▶ _What is needed_: Here is a listing; work out how many of its lines contain the word "tuuo", and state only that number.

▶ _Records for the exercise_:

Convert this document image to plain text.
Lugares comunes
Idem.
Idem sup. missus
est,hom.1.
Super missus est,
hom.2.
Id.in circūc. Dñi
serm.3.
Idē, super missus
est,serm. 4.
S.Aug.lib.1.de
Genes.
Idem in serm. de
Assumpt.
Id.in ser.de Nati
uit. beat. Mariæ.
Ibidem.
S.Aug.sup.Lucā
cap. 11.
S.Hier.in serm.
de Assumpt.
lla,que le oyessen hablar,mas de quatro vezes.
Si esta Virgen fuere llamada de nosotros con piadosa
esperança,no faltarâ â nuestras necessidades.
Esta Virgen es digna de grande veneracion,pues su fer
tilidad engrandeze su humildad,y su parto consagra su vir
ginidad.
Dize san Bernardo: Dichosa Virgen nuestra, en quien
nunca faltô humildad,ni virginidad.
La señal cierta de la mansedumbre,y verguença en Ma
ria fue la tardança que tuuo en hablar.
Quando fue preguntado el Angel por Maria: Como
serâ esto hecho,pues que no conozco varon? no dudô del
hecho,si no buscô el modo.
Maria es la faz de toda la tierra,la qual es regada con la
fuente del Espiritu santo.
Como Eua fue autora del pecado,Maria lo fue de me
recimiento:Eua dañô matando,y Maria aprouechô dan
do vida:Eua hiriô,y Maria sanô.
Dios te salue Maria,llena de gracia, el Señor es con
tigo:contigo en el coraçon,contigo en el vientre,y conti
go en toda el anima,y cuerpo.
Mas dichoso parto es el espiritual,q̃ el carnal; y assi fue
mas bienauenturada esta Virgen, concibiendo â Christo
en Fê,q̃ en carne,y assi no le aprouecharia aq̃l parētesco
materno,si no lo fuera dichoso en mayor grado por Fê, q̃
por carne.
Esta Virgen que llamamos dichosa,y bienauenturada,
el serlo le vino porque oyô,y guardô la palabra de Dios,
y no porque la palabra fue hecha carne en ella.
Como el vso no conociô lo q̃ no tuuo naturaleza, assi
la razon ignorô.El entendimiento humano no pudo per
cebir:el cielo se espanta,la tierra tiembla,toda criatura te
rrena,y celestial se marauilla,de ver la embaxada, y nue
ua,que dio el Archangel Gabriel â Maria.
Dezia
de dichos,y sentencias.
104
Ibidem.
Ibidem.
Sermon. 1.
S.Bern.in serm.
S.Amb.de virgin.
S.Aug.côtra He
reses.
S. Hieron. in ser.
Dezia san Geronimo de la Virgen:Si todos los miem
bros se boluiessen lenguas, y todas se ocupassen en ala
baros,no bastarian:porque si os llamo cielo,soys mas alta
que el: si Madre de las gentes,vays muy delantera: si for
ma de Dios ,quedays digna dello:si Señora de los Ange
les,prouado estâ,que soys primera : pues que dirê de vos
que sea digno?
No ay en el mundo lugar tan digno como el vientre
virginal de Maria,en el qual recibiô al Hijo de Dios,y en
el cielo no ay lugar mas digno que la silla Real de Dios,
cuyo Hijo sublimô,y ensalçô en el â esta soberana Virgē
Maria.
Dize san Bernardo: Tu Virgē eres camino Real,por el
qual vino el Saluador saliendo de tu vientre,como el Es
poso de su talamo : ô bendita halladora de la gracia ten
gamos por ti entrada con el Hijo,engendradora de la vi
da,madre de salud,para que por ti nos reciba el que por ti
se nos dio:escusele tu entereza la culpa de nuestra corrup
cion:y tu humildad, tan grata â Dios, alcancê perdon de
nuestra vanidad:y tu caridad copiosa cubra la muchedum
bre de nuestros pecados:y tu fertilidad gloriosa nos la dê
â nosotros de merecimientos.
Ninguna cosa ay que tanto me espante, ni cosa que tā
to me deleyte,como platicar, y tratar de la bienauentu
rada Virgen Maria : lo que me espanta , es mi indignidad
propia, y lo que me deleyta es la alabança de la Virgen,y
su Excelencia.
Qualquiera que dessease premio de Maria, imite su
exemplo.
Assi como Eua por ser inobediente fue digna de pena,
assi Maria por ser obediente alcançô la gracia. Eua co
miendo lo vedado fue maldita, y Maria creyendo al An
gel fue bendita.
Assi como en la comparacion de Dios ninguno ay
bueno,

▶ _Solution to this problem_: 2